WHAT YOU HAVE TO DO:
From the listing below, extract each line containing the string "Notify".

PROVIDED INFORMATION:
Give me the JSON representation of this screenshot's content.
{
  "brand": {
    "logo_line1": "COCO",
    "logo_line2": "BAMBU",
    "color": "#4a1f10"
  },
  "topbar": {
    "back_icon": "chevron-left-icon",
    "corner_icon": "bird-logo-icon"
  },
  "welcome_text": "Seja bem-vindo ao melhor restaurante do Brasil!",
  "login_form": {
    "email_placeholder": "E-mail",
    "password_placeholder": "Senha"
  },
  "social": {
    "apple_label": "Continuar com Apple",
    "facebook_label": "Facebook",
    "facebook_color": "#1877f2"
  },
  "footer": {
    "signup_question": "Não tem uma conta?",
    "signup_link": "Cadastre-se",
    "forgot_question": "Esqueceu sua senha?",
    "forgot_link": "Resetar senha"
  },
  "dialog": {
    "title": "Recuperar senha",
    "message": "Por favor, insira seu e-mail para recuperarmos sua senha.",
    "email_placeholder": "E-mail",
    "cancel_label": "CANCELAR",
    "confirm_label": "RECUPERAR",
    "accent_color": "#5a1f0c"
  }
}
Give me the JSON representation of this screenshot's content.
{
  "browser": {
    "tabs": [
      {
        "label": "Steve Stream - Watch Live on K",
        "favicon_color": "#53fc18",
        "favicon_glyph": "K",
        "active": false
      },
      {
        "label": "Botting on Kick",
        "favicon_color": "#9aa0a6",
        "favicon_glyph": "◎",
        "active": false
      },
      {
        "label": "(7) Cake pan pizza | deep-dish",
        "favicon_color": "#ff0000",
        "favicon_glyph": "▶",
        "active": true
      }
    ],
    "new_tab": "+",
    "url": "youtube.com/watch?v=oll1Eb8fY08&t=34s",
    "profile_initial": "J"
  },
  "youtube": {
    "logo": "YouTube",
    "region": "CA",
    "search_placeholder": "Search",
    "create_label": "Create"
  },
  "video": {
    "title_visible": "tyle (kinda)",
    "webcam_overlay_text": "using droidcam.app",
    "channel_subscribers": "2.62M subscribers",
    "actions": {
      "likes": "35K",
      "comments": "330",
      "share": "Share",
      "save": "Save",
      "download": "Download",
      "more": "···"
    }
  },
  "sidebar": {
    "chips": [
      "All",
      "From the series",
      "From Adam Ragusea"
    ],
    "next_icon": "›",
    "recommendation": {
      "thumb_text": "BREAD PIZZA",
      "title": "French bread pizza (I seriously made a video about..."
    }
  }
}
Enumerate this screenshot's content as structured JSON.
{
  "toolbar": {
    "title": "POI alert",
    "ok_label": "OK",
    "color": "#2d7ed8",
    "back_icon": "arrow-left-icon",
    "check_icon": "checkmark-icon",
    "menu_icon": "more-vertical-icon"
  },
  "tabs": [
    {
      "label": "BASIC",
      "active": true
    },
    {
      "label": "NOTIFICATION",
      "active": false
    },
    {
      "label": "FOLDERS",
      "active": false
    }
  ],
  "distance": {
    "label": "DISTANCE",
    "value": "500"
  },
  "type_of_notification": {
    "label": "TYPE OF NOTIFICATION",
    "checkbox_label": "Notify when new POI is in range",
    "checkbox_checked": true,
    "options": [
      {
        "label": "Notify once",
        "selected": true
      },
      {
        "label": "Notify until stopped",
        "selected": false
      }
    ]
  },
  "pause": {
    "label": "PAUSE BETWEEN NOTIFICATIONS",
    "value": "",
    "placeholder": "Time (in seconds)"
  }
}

RESPONSE TO THIS TASK:
    "checkbox_label": "Notify when new POI is in range",
        "label": "Notify once",
        "label": "Notify until stopped",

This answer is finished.